- WHAT YOU HAVE TO DO -
Find the lines of data that contain the string "JSON", then list them.

Figure record listings:
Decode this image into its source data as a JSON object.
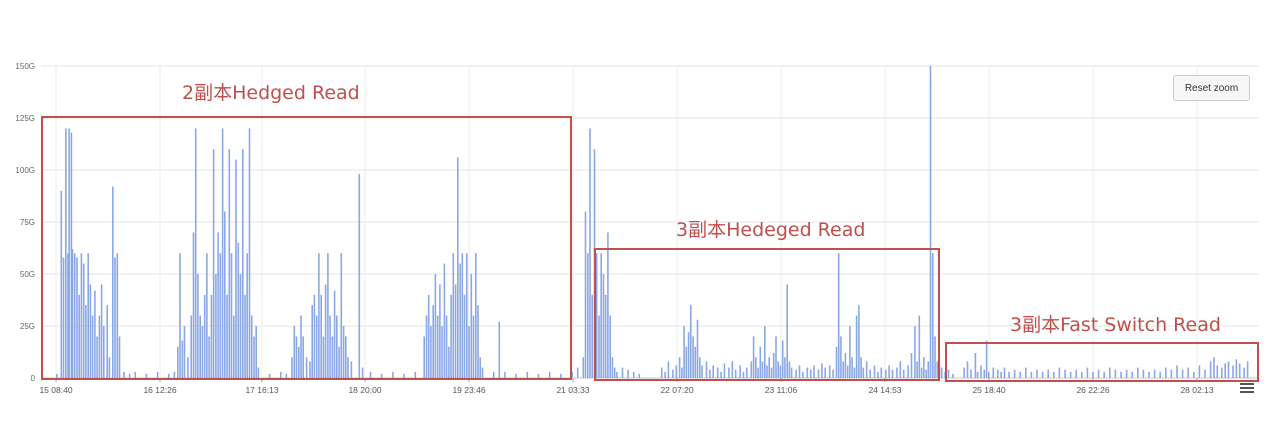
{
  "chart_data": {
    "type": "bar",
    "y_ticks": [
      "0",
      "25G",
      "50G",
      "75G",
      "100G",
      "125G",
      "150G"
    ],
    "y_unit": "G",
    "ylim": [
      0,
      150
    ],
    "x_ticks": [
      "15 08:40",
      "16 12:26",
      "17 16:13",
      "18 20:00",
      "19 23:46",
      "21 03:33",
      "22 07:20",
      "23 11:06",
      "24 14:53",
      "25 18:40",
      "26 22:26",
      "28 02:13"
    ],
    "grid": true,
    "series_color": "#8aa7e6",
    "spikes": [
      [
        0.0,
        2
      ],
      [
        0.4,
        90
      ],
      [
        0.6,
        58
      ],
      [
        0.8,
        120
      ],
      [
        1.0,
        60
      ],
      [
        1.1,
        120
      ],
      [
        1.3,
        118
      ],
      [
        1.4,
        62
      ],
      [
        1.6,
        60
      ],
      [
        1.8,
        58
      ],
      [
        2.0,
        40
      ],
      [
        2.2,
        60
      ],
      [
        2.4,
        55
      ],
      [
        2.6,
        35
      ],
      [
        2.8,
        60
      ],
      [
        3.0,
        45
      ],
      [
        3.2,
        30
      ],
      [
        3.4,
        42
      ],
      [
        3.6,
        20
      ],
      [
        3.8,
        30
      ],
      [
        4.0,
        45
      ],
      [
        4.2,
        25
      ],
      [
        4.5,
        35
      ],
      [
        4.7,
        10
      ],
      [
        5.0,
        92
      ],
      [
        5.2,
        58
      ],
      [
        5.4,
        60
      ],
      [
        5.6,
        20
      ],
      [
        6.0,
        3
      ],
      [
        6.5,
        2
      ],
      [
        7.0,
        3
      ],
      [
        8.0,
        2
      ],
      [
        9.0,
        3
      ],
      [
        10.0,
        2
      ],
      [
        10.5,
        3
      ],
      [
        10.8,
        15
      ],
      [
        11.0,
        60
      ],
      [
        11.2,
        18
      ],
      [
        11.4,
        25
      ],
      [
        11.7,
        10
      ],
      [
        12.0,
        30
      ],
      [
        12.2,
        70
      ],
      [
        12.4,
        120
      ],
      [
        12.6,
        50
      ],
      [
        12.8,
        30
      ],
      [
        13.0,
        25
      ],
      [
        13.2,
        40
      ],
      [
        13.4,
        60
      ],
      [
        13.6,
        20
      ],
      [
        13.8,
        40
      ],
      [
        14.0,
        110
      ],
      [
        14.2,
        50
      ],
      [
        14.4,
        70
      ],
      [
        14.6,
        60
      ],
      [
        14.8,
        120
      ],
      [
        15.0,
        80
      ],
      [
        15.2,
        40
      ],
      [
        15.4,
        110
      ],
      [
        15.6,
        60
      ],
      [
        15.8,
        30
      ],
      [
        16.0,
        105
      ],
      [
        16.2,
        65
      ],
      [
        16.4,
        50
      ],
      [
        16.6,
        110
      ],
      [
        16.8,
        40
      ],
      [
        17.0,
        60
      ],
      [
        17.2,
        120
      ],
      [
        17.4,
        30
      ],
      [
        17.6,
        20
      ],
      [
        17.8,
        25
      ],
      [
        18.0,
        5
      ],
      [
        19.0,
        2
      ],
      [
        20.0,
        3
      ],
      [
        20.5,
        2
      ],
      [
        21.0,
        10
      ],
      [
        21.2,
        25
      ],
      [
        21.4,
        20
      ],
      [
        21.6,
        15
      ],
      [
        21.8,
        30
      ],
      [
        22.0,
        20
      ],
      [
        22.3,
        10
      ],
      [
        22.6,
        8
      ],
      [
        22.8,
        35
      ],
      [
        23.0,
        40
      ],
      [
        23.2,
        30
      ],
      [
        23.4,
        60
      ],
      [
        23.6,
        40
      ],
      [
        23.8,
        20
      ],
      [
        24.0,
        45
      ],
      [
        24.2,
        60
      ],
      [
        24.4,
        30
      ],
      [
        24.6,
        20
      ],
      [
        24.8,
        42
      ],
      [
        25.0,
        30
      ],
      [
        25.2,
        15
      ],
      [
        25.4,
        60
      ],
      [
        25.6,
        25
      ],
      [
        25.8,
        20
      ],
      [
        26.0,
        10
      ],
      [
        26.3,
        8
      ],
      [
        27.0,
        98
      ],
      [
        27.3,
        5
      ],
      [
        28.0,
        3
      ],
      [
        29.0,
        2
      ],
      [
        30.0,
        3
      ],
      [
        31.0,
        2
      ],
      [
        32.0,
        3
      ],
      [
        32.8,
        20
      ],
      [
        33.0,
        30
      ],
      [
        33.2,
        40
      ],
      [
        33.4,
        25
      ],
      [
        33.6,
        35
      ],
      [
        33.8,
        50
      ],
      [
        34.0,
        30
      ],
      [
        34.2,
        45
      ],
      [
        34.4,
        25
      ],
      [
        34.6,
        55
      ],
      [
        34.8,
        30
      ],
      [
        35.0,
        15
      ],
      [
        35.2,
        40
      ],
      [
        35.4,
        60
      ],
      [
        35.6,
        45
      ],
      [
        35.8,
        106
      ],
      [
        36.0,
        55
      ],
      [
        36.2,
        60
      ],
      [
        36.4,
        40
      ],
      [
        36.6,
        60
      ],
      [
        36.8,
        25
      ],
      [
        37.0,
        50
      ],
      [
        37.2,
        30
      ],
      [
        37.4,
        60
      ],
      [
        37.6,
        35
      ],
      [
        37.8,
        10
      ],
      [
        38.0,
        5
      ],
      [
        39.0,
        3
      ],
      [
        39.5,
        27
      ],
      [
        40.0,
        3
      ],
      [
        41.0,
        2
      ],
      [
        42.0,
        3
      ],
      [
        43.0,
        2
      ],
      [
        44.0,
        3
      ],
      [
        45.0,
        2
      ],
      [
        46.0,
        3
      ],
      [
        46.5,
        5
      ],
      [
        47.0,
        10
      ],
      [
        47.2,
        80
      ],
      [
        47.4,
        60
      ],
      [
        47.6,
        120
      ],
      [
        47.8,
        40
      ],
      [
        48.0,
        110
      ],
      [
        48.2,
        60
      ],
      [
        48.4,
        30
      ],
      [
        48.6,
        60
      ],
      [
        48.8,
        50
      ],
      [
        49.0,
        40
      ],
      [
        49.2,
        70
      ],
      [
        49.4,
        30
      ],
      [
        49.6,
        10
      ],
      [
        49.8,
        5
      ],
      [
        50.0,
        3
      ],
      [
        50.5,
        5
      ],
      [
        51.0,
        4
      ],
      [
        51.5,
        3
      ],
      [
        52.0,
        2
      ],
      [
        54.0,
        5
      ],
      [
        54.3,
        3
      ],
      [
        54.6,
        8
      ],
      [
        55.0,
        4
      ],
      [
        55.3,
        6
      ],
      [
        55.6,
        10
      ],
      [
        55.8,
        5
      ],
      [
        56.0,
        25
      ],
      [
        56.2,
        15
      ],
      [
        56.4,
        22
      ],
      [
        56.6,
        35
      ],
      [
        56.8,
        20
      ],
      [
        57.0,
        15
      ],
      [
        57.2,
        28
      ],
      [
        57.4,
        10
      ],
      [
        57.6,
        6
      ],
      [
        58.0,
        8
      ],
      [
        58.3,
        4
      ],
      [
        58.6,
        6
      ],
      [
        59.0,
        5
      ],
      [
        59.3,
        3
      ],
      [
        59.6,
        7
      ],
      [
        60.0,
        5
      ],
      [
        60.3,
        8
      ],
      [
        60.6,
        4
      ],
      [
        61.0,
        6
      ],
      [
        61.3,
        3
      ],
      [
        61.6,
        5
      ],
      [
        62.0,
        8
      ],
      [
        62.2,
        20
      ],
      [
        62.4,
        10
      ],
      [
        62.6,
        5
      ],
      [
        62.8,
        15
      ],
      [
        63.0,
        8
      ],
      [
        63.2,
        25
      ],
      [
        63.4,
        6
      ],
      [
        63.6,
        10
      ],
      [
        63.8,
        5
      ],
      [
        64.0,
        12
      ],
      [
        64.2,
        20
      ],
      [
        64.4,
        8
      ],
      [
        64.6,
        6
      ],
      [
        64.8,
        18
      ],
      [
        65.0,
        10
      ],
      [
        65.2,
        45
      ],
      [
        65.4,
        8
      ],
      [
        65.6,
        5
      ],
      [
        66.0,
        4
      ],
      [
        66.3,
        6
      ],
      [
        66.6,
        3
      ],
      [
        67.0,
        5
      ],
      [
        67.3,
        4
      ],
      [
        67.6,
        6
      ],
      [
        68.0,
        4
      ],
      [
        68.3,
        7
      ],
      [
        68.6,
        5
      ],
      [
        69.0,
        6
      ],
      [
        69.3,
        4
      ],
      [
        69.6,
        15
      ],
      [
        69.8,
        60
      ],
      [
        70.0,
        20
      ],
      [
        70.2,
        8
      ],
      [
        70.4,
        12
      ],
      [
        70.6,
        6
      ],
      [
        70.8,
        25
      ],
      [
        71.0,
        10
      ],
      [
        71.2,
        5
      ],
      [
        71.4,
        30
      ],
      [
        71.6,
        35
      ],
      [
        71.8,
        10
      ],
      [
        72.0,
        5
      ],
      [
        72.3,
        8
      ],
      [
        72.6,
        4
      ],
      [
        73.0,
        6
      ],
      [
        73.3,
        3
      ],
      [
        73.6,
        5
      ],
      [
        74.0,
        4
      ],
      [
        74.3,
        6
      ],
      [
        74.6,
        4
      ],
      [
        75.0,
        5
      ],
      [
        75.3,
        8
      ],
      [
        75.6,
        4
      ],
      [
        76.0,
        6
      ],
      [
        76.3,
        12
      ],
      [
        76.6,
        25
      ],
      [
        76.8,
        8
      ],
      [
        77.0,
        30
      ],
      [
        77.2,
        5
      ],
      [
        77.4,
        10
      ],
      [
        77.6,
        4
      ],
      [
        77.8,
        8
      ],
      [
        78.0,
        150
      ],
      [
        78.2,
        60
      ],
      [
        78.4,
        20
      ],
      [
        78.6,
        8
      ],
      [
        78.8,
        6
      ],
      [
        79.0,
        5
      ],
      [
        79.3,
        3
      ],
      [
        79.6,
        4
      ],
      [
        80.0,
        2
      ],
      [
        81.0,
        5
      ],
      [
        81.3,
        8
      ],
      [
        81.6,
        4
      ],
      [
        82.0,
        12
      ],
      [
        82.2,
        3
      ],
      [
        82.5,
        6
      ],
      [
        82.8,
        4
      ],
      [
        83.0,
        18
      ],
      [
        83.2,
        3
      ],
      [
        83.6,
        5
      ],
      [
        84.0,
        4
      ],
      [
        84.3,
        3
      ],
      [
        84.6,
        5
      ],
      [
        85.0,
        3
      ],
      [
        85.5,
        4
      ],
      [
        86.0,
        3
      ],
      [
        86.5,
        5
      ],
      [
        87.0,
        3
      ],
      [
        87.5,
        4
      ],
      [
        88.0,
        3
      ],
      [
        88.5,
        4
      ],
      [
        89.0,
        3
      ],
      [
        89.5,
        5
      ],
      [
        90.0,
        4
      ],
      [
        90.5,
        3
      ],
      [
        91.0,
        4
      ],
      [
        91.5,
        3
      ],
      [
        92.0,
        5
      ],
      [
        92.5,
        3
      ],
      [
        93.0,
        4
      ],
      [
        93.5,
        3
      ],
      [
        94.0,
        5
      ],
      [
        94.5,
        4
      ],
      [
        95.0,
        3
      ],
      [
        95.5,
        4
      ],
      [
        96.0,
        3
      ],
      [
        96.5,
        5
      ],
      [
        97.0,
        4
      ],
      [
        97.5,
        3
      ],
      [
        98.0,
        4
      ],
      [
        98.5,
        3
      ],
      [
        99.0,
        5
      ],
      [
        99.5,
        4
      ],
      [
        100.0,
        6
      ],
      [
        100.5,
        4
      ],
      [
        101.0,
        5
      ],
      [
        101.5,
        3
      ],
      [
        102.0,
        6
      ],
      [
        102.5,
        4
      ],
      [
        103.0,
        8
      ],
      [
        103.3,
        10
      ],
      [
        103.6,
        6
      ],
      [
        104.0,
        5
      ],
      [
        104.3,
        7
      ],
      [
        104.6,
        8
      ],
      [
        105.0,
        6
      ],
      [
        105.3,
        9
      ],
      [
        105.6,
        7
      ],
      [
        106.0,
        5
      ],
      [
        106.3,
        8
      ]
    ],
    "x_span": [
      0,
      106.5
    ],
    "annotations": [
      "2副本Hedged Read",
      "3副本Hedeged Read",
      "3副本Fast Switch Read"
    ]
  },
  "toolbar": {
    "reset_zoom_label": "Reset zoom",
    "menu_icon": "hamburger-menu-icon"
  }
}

* * *

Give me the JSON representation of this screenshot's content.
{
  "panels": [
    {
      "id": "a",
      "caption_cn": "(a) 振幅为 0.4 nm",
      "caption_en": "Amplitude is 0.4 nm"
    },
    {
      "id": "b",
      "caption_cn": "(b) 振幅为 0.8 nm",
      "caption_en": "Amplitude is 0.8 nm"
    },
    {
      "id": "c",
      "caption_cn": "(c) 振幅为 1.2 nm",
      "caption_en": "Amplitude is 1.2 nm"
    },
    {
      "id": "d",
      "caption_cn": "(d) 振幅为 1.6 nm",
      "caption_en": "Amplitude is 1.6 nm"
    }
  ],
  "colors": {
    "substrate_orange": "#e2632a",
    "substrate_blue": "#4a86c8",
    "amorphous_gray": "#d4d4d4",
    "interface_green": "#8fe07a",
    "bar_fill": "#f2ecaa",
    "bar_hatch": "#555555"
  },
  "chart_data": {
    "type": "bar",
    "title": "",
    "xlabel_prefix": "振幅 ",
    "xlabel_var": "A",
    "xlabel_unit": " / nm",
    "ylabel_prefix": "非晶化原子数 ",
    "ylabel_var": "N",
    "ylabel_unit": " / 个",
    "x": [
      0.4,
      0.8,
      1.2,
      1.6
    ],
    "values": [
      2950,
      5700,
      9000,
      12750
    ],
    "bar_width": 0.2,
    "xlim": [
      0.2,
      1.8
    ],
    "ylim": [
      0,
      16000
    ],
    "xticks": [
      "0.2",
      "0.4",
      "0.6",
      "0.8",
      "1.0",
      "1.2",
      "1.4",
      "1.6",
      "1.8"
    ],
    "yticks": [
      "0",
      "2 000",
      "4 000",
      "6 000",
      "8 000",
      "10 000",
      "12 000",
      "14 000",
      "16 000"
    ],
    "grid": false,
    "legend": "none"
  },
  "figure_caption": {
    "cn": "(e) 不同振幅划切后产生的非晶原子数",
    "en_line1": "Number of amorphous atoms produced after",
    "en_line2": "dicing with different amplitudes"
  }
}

- OUTPUT BELOW -
Decode this image into its source data as a JSON object.
Give me the JSON representation of this screenshot's content.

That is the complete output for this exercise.